◆ Exercice 1 ◆
Dans le texte sur la paternité ci-dessous, reformulez en deux phrases le paragraphe qui commence par « Mon sentiment dominant en tant que père » sans en perdre les faits principaux.

◆ Texte à lire ◆
Temps de lecture: 10 min

L'affaire des enfants : Un bilan provisoire

Notre auteur s'interroge sur ce que bientôt 18 ans de paternité lui ont fait et sur les leçons qu'il en a tirées. Un constat s'impose d'emblée : Quoi que l'on fasse en matière d'éducation, le contraire est toujours faux.
Texte : Mikael Krogerus

Illustration : Petra Dufkova / Les illustrateurs

Je suis à un moment de ma vie où, pardonnez-moi cette image, je vois la lumière au bout du tunnel. Mes enfants ont maintenant 17 et 12 ans, ce qui signifie que le plus dur est derrière moi. Leur éducation est en grande partie terminée, je ne peux plus leur apprendre grand chose maintenant, et si j'essayais quand même, ils l'accueilleraient en roulant des yeux. Je ne peux qu'espérer qu'ils ont pris quelque chose de ce qui me semblait important. Espérer que je leur ai tenu la main aux bons moments et que je l'ai relâchée aux bons moments.

Les deux s'éloignent lentement mais sûrement de moi, et j'ai parfois l'impression de voir un peu plus clairement ce qui s'est passé ces dernières années. Ce sera donc un bilan provisoire de ce que j'ai appris.

Dans l'œil du cyclone

Mon sentiment dominant en tant que père était d'être coincé dans un travail formidable mais trop exigeant, dépassé par le fardeau de devoir tout faire et de ne rien pouvoir faire correctement. On était constamment au milieu d'un ouragan sans fin, et dès qu'il se calmait, on l'oubliait parce qu'un autre menaçait déjà.

Avoir des enfants, c'est à la fois un super ralenti et une avance rapide : quand on doit négocier des crises de rage, jouer avec des animaux en bois ou squatter les salles d'attente bondées des urgences, les secondes se transforment en une unité visqueuse de plomb et de goudron.

Les jours sont longs, mais les années sont courtes. Profitez donc de ces minutes qui vous paraissent des heures.

Liste des données:
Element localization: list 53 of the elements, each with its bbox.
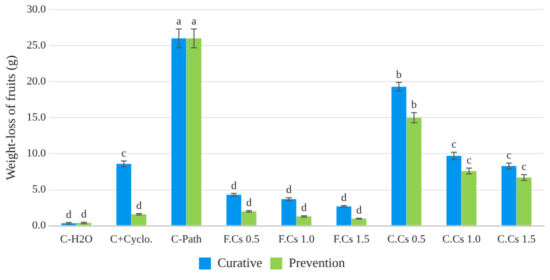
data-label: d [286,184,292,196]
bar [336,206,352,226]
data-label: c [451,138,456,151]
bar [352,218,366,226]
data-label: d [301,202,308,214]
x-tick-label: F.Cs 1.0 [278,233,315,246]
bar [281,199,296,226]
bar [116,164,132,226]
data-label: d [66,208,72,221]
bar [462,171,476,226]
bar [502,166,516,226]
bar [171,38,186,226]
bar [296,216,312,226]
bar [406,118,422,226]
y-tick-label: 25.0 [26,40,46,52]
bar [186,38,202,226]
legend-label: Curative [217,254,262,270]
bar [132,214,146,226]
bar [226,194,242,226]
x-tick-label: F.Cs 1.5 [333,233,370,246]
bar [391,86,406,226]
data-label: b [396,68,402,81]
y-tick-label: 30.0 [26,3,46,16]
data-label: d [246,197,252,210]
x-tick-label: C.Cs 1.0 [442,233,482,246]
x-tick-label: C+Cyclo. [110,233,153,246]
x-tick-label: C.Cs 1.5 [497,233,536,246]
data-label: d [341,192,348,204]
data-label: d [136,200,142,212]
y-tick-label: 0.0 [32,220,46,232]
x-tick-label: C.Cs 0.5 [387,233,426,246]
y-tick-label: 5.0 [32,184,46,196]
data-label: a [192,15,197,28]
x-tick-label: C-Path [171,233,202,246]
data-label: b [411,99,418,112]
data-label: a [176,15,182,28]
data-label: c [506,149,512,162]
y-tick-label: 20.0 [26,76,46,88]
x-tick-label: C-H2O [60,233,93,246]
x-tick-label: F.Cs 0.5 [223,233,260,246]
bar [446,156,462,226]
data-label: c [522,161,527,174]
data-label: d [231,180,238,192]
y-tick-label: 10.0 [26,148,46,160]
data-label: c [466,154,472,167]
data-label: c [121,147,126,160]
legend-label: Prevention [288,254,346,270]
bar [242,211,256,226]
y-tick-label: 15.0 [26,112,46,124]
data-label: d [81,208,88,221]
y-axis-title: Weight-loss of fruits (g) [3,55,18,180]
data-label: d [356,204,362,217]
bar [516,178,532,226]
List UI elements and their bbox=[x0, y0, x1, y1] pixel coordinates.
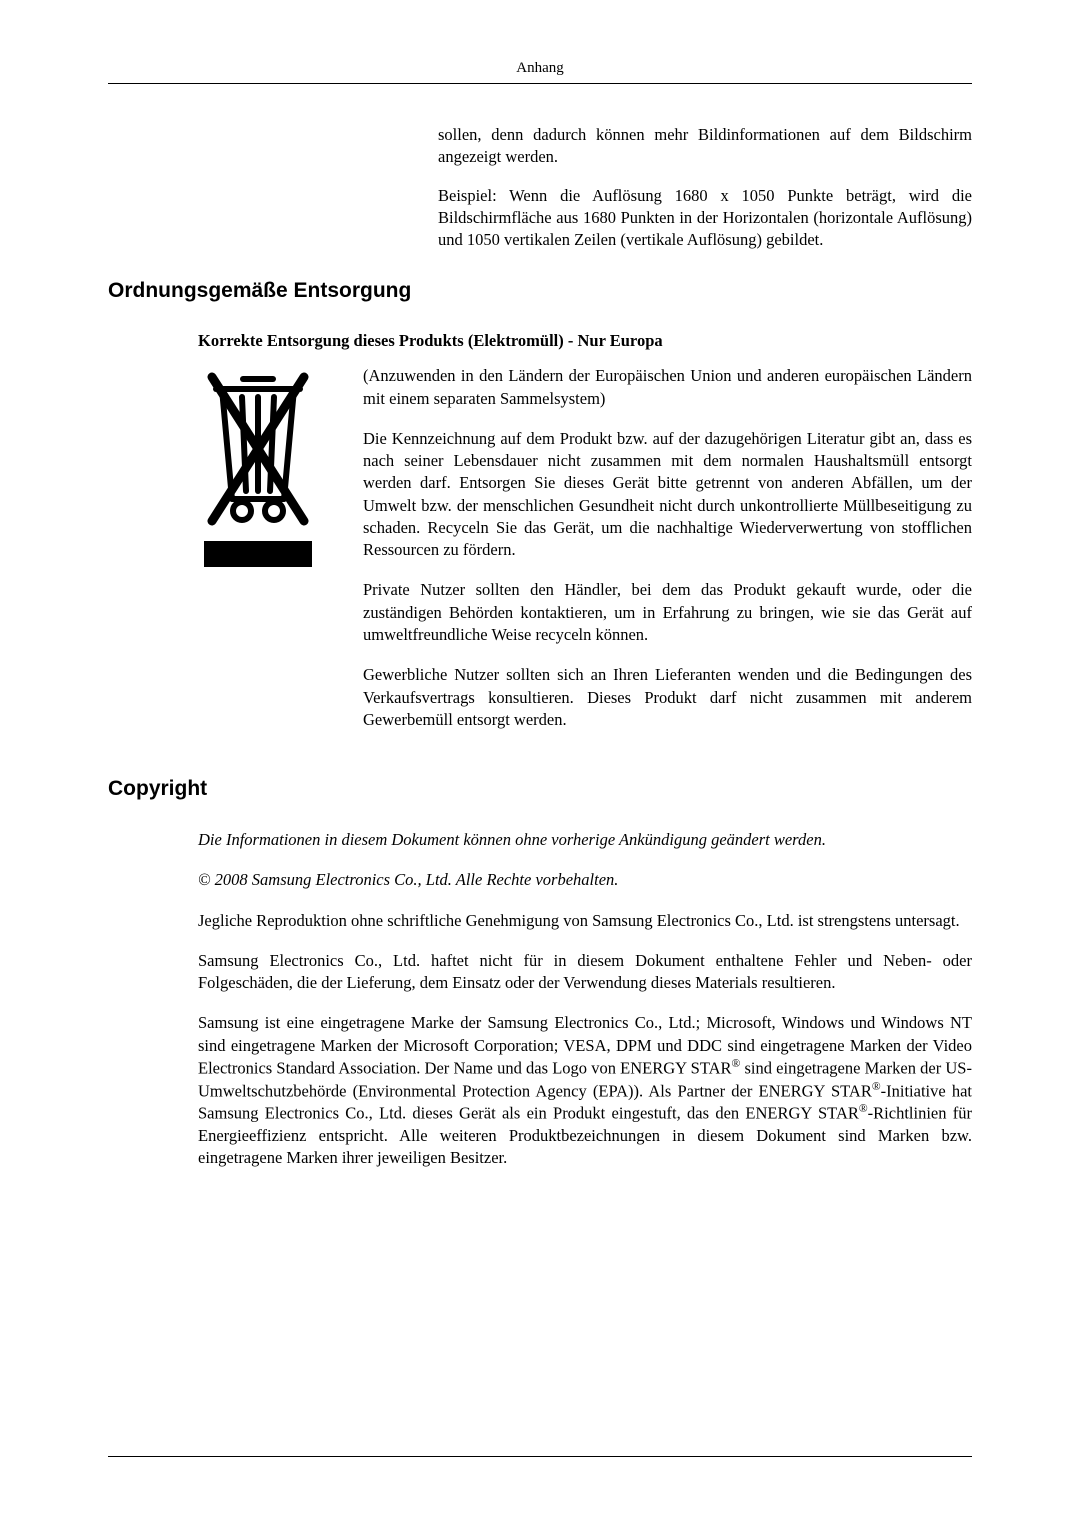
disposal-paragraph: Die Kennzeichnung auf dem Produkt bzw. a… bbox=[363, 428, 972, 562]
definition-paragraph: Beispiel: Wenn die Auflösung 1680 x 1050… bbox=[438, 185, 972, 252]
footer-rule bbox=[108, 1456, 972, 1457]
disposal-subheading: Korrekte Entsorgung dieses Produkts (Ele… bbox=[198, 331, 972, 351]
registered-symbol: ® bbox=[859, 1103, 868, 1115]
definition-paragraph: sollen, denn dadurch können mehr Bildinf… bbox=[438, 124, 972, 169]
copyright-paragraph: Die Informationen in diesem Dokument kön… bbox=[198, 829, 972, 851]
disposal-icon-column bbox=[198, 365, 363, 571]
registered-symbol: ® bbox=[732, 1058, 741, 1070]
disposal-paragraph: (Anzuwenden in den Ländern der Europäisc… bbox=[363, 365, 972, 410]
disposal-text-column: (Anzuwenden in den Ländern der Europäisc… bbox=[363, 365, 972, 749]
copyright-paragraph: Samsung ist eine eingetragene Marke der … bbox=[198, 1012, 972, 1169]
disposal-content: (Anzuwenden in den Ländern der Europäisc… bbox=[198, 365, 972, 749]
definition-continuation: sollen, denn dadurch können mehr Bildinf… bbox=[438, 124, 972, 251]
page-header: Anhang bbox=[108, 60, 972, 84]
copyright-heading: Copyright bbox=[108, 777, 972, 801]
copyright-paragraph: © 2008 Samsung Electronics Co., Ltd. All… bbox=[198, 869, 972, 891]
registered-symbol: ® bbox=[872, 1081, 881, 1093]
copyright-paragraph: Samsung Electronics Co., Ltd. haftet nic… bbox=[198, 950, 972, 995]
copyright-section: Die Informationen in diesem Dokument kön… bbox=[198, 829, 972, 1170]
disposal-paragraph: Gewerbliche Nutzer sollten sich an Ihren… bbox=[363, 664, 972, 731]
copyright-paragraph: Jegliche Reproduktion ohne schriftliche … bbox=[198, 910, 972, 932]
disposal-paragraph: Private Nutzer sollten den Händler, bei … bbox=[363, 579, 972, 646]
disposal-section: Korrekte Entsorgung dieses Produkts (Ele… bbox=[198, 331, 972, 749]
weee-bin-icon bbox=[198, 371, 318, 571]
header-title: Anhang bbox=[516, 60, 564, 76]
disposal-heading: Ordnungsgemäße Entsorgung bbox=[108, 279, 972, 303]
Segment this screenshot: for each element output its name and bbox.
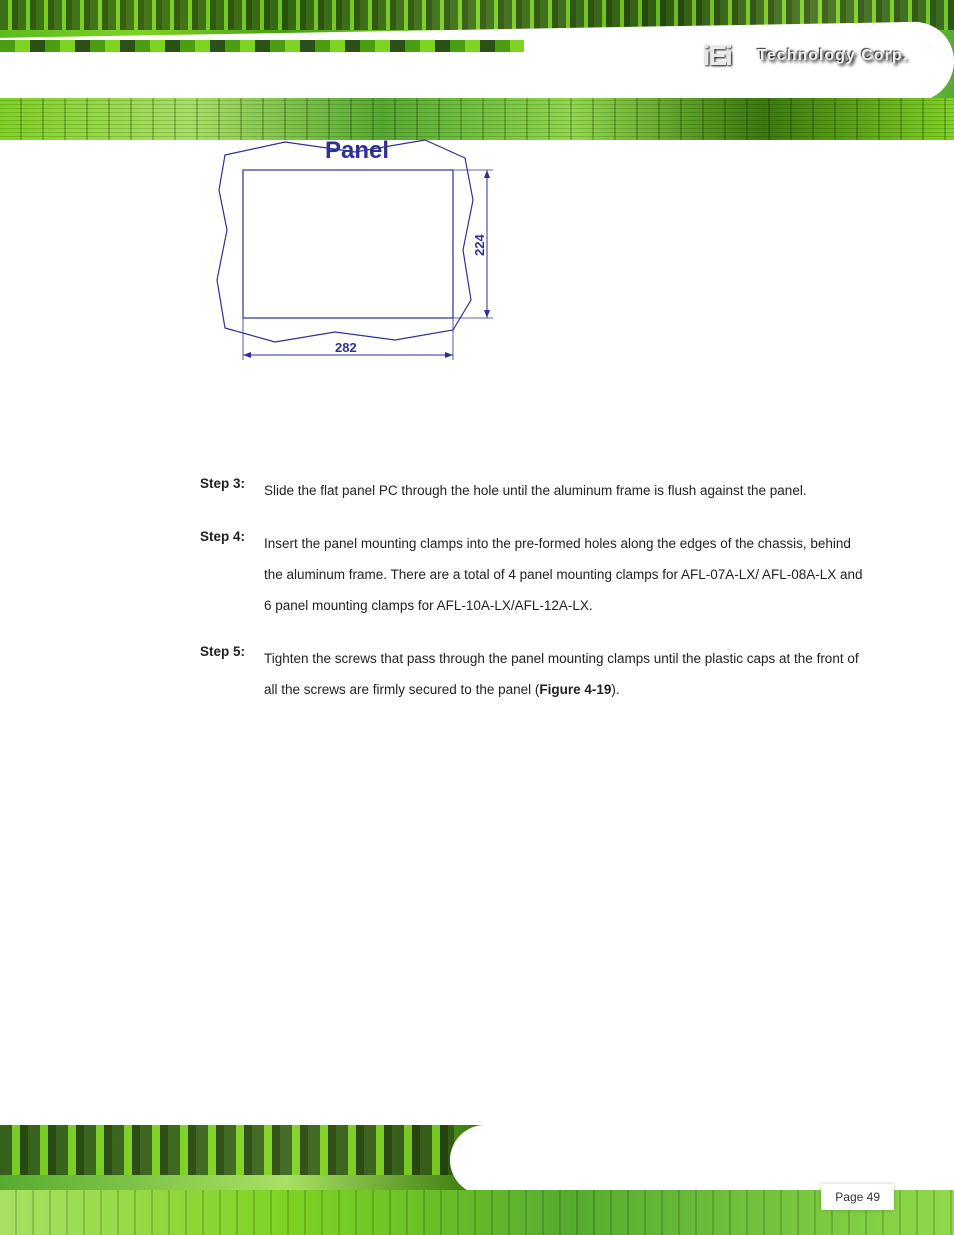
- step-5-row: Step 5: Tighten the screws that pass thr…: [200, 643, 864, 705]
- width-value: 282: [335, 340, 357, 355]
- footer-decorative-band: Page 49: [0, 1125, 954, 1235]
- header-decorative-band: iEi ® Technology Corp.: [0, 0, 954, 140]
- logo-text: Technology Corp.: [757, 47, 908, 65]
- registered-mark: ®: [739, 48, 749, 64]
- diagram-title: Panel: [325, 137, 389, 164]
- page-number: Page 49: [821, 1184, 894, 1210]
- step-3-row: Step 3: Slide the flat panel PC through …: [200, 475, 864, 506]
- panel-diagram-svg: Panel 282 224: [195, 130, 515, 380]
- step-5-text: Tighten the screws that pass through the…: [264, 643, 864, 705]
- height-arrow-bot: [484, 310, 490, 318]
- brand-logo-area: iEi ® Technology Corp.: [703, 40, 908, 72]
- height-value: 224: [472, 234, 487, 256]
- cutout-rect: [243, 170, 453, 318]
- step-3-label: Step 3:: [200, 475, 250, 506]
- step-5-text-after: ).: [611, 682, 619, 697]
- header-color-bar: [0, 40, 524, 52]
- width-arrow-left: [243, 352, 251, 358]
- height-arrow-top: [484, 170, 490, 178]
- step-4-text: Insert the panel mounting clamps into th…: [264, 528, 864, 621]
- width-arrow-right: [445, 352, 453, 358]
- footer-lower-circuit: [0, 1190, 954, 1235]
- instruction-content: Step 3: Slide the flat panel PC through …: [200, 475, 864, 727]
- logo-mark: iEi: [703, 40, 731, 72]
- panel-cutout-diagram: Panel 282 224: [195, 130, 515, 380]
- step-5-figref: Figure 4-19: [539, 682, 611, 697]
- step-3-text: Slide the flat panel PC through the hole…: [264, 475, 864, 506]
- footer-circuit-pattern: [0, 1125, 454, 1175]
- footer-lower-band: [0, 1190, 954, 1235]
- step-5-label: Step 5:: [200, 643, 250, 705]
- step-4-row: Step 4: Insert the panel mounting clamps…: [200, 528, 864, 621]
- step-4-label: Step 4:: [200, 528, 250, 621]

◆ Exercice 2 ◆
Transcrivez à l'identique, dans les enregistrements, les lignes qui vont de celle contenant « - step-5-row: Step » jusqu'à celle contenant « - height-arrow-top: [484, 170, 490, 178] », ces deux lignes comprises.

◆ Corrigé 1 ◆
Le sentiment dominant de l'auteur en tant que père était d'être coincé dans un travail formidable mais trop exigeant, écrasé par l'obligation de tout faire sans rien pouvoir faire correctement. C'était comme vivre au milieu d'un ouragan sans fin, qu'on oubliait dès qu'il se calmait parce qu'un autre menaçait déjà.

◆ Corrigé 2 ◆
- step-5-row: Step 5: Tighten the screws that pass thr…: [200, 643, 864, 705]
- width-value: 282: [335, 340, 357, 355]
- footer-decorative-band: Page 49: [0, 1125, 954, 1235]
- header-decorative-band: iEi ® Technology Corp.: [0, 0, 954, 140]
- logo-text: Technology Corp.: [757, 47, 908, 65]
- registered-mark: ®: [739, 48, 749, 64]
- diagram-title: Panel: [325, 137, 389, 164]
- page-number: Page 49: [821, 1184, 894, 1210]
- step-3-row: Step 3: Slide the flat panel PC through …: [200, 475, 864, 506]
- panel-diagram-svg: Panel 282 224: [195, 130, 515, 380]
- step-5-text: Tighten the screws that pass through the…: [264, 643, 864, 705]
- height-arrow-bot: [484, 310, 490, 318]
- brand-logo-area: iEi ® Technology Corp.: [703, 40, 908, 72]
- height-value: 224: [472, 234, 487, 256]
- cutout-rect: [243, 170, 453, 318]
- step-3-label: Step 3:: [200, 475, 250, 506]
- step-5-text-after: ).: [611, 682, 619, 697]
- header-color-bar: [0, 40, 524, 52]
- width-arrow-left: [243, 352, 251, 358]
- height-arrow-top: [484, 170, 490, 178]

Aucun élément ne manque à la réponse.